(Dataset items)
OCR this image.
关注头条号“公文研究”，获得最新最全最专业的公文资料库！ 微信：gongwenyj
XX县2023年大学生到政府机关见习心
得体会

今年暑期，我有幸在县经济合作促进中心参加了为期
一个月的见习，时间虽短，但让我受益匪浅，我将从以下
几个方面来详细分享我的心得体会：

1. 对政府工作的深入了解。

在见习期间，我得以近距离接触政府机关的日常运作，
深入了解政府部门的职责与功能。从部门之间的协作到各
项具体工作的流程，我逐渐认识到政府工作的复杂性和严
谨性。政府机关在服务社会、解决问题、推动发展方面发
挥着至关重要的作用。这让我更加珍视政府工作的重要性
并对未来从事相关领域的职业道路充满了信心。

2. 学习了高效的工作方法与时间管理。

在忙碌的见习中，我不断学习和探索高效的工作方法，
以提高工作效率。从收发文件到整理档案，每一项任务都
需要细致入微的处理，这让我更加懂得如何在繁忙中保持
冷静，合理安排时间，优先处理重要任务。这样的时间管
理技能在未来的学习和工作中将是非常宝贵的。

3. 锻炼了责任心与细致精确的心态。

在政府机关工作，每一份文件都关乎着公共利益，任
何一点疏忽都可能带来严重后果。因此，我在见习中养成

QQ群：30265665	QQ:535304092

◆ **What to do**
Make a verbatim copy of every entry shown above.

◆ **Result of this exercise**
OCR this image.
关注头条号“公文研究”，获得最新最全最专业的公文资料库！ 微信：gongwenyj
XX县2023年大学生到政府机关见习心
得体会

今年暑期，我有幸在县经济合作促进中心参加了为期
一个月的见习，时间虽短，但让我受益匪浅，我将从以下
几个方面来详细分享我的心得体会：

1. 对政府工作的深入了解。

在见习期间，我得以近距离接触政府机关的日常运作，
深入了解政府部门的职责与功能。从部门之间的协作到各
项具体工作的流程，我逐渐认识到政府工作的复杂性和严
谨性。政府机关在服务社会、解决问题、推动发展方面发
挥着至关重要的作用。这让我更加珍视政府工作的重要性
并对未来从事相关领域的职业道路充满了信心。

2. 学习了高效的工作方法与时间管理。

在忙碌的见习中，我不断学习和探索高效的工作方法，
以提高工作效率。从收发文件到整理档案，每一项任务都
需要细致入微的处理，这让我更加懂得如何在繁忙中保持
冷静，合理安排时间，优先处理重要任务。这样的时间管
理技能在未来的学习和工作中将是非常宝贵的。

3. 锻炼了责任心与细致精确的心态。

在政府机关工作，每一份文件都关乎着公共利益，任
何一点疏忽都可能带来严重后果。因此，我在见习中养成

QQ群：30265665	QQ:535304092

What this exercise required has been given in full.